* The task
Every line below should be copied exactly; drop the pictures.
** Start Excerpted records **
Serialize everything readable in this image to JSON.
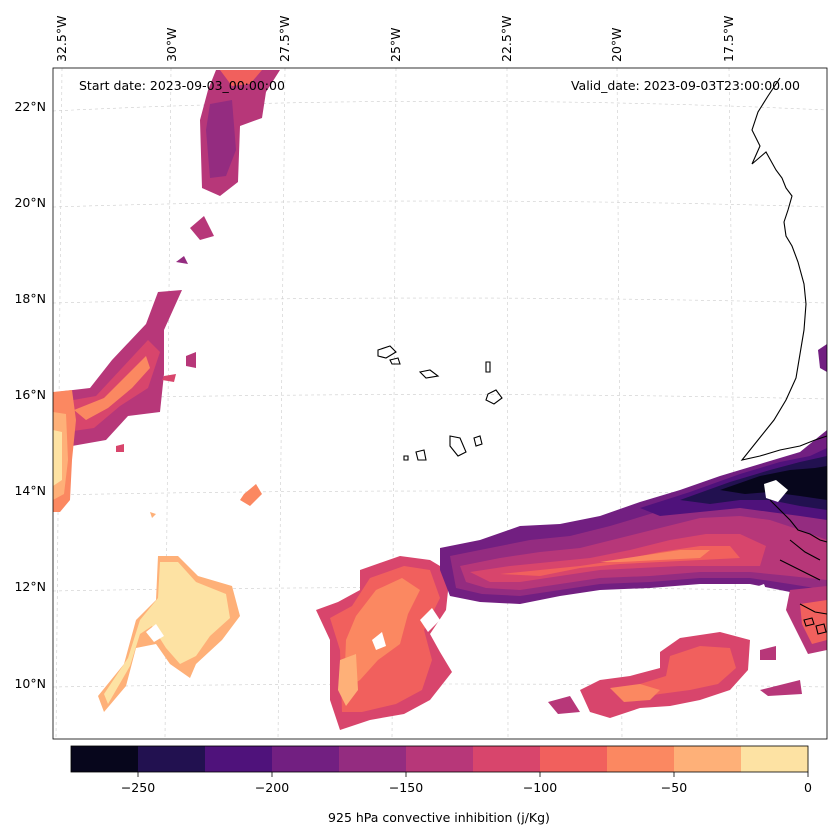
{
  "header": {
    "start_date": "Start date: 2023-09-03_00:00:00",
    "valid_date": "Valid_date: 2023-09-03T23:00:00.00"
  },
  "axes": {
    "longitude_labels": [
      "32.5°W",
      "30°W",
      "27.5°W",
      "25°W",
      "22.5°W",
      "20°W",
      "17.5°W"
    ],
    "latitude_labels": [
      "22°N",
      "20°N",
      "18°N",
      "16°N",
      "14°N",
      "12°N",
      "10°N"
    ]
  },
  "colorbar": {
    "label": "925 hPa convective inhibition (j/Kg)",
    "tick_labels": [
      "−250",
      "−200",
      "−150",
      "−100",
      "−50",
      "0"
    ],
    "tick_values": [
      -250,
      -200,
      -150,
      -100,
      -50,
      0
    ],
    "range": [
      -275,
      0
    ],
    "levels": [
      -275,
      -250,
      -225,
      -200,
      -175,
      -150,
      -125,
      -100,
      -75,
      -50,
      -25,
      0
    ],
    "colors": [
      "#07061c",
      "#221150",
      "#4f127b",
      "#721f81",
      "#942c80",
      "#b73779",
      "#d8456c",
      "#f1605d",
      "#fb8861",
      "#feb078",
      "#fde2a3"
    ]
  },
  "map": {
    "colormap": "magma",
    "land_outline_color": "#000000",
    "gridlines": true
  }
}
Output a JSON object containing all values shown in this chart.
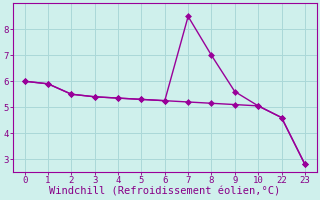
{
  "background_color": "#cff0ec",
  "grid_color": "#aad8d8",
  "line_color": "#990099",
  "markersize": 3,
  "linewidth": 1.0,
  "xlabel": "Windchill (Refroidissement éolien,°C)",
  "xlabel_color": "#880088",
  "xlabel_fontsize": 7.5,
  "tick_color": "#880088",
  "tick_fontsize": 6.5,
  "ylim": [
    2.5,
    9.0
  ],
  "yticks": [
    3,
    4,
    5,
    6,
    7,
    8
  ],
  "xtick_labels": [
    "0",
    "1",
    "2",
    "3",
    "4",
    "5",
    "6",
    "7",
    "8",
    "9",
    "10",
    "22",
    "23"
  ],
  "xtick_pos": [
    0,
    1,
    2,
    3,
    4,
    5,
    6,
    7,
    8,
    9,
    10,
    11,
    12
  ],
  "xlim": [
    -0.5,
    12.5
  ],
  "line1_x": [
    0,
    1,
    2,
    3,
    4,
    5,
    6,
    7,
    8,
    9,
    10,
    11,
    12
  ],
  "line1_y": [
    6.0,
    5.9,
    5.5,
    5.4,
    5.35,
    5.3,
    5.25,
    5.2,
    5.15,
    5.1,
    5.05,
    4.6,
    2.8
  ],
  "line2_x": [
    0,
    1,
    2,
    3,
    4,
    5,
    6,
    7,
    8,
    9,
    10,
    11,
    12
  ],
  "line2_y": [
    6.0,
    5.9,
    5.5,
    5.4,
    5.35,
    5.3,
    5.25,
    8.5,
    7.0,
    5.6,
    5.05,
    4.6,
    2.8
  ]
}
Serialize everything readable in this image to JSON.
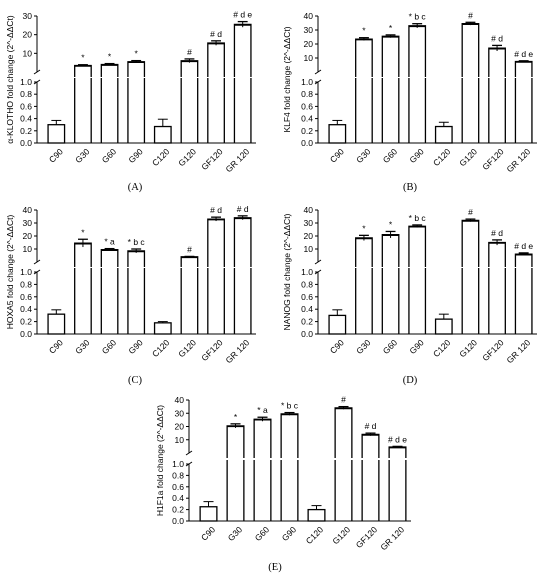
** End Excerpted records **
* Complete response
Serialize everything readable in this image to JSON.
{
  "header": {
    "start_date": "Start date: 2023-09-03_00:00:00",
    "valid_date": "Valid_date: 2023-09-03T23:00:00.00"
  },
  "axes": {
    "longitude_labels": [
      "32.5°W",
      "30°W",
      "27.5°W",
      "25°W",
      "22.5°W",
      "20°W",
      "17.5°W"
    ],
    "latitude_labels": [
      "22°N",
      "20°N",
      "18°N",
      "16°N",
      "14°N",
      "12°N",
      "10°N"
    ]
  },
  "colorbar": {
    "label": "925 hPa convective inhibition (j/Kg)",
    "tick_labels": [
      "−250",
      "−200",
      "−150",
      "−100",
      "−50",
      "0"
    ],
    "tick_values": [
      -250,
      -200,
      -150,
      -100,
      -50,
      0
    ],
    "range": [
      -275,
      0
    ],
    "levels": [
      -275,
      -250,
      -225,
      -200,
      -175,
      -150,
      -125,
      -100,
      -75,
      -50,
      -25,
      0
    ],
    "colors": [
      "#07061c",
      "#221150",
      "#4f127b",
      "#721f81",
      "#942c80",
      "#b73779",
      "#d8456c",
      "#f1605d",
      "#fb8861",
      "#feb078",
      "#fde2a3"
    ]
  },
  "map": {
    "colormap": "magma",
    "land_outline_color": "#000000",
    "gridlines": true
  }
}
Output a JSON object containing all values shown in this chart.
{
  "background_color": "#cff0ec",
  "grid_color": "#aad8d8",
  "line_color": "#990099",
  "markersize": 3,
  "linewidth": 1.0,
  "xlabel": "Windchill (Refroidissement éolien,°C)",
  "xlabel_color": "#880088",
  "xlabel_fontsize": 7.5,
  "tick_color": "#880088",
  "tick_fontsize": 6.5,
  "ylim": [
    2.5,
    9.0
  ],
  "yticks": [
    3,
    4,
    5,
    6,
    7,
    8
  ],
  "xtick_labels": [
    "0",
    "1",
    "2",
    "3",
    "4",
    "5",
    "6",
    "7",
    "8",
    "9",
    "10",
    "22",
    "23"
  ],
  "xtick_pos": [
    0,
    1,
    2,
    3,
    4,
    5,
    6,
    7,
    8,
    9,
    10,
    11,
    12
  ],
  "xlim": [
    -0.5,
    12.5
  ],
  "line1_x": [
    0,
    1,
    2,
    3,
    4,
    5,
    6,
    7,
    8,
    9,
    10,
    11,
    12
  ],
  "line1_y": [
    6.0,
    5.9,
    5.5,
    5.4,
    5.35,
    5.3,
    5.25,
    5.2,
    5.15,
    5.1,
    5.05,
    4.6,
    2.8
  ],
  "line2_x": [
    0,
    1,
    2,
    3,
    4,
    5,
    6,
    7,
    8,
    9,
    10,
    11,
    12
  ],
  "line2_y": [
    6.0,
    5.9,
    5.5,
    5.4,
    5.35,
    5.3,
    5.25,
    8.5,
    7.0,
    5.6,
    5.05,
    4.6,
    2.8
  ]
}
Serialize everything readable in this image to JSON.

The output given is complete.